Pick out each line in these entries that contains the string "this".

__________________________________________________

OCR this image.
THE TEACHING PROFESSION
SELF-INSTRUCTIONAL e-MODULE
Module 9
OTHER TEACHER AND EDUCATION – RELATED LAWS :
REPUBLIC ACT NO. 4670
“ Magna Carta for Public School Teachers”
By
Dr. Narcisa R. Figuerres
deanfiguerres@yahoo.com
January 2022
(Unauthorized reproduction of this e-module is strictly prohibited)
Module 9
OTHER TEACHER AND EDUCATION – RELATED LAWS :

__________________________________________________

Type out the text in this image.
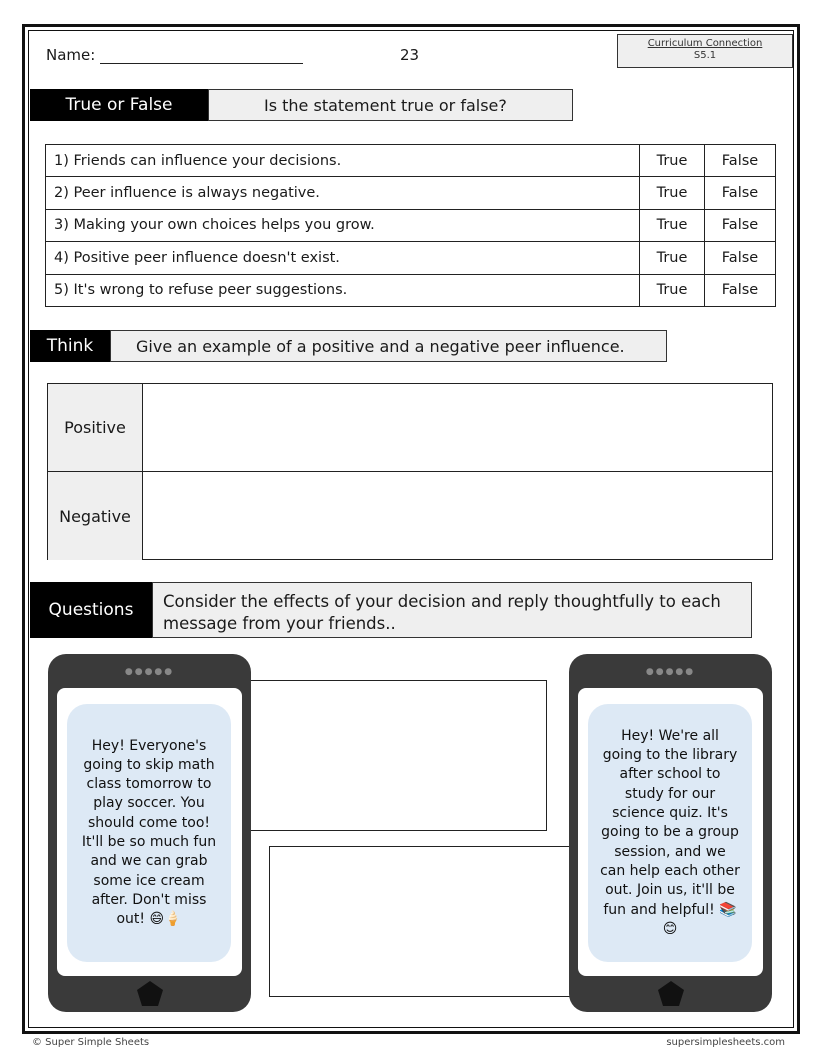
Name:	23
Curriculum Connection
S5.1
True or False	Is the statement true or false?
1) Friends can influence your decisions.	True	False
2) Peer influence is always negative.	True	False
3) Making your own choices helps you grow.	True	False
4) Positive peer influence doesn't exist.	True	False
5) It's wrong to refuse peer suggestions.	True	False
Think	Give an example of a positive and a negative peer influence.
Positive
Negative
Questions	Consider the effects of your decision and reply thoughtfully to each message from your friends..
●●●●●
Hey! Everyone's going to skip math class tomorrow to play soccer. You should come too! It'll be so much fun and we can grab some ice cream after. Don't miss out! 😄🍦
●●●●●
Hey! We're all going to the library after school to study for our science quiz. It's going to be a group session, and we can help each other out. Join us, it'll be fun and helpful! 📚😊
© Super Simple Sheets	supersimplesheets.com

__________________________________________________

■ Answer in full
OCR this image.
(Unauthorized reproduction of this e-module is strictly prohibited)
Type out the text in this image.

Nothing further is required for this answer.